» WRITTEN REQUEST
Leaving out the pictures, please retype each record exactly.

» INPUT MATERIAL
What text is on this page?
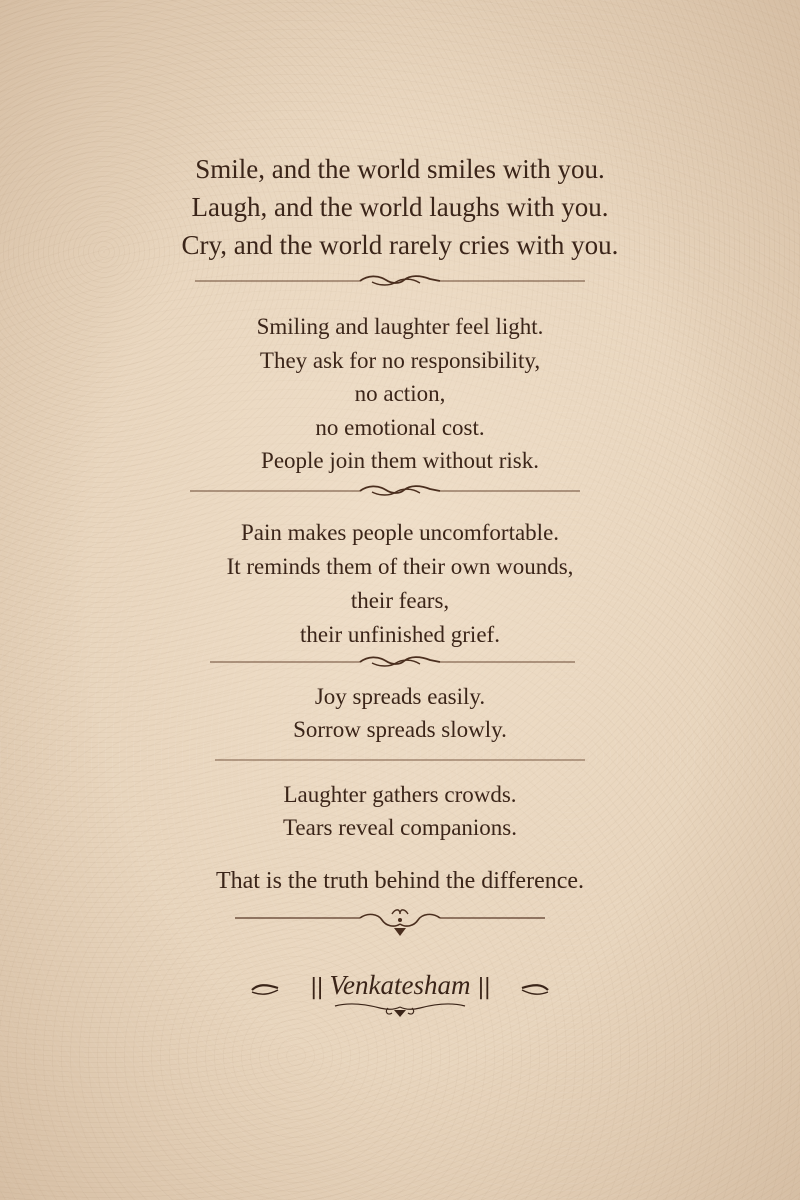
Smile, and the world smiles with you.
Laugh, and the world laughs with you.
Cry, and the world rarely cries with you.
Smiling and laughter feel light.
They ask for no responsibility,
no action,
no emotional cost.
People join them without risk.
Pain makes people uncomfortable.
It reminds them of their own wounds,
their fears,
their unfinished grief.
Joy spreads easily.
Sorrow spreads slowly.
Laughter gathers crowds.
Tears reveal companions.
That is the truth behind the difference.
|| Venkatesham ||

» COMPLETE ANSWER
What text is on this page?
Smile, and the world smiles with you.
Laugh, and the world laughs with you.
Cry, and the world rarely cries with you.
Smiling and laughter feel light.
They ask for no responsibility,
no action,
no emotional cost.
People join them without risk.
Pain makes people uncomfortable.
It reminds them of their own wounds,
their fears,
their unfinished grief.
Joy spreads easily.
Sorrow spreads slowly.
Laughter gathers crowds.
Tears reveal companions.
That is the truth behind the difference.
|| Venkatesham ||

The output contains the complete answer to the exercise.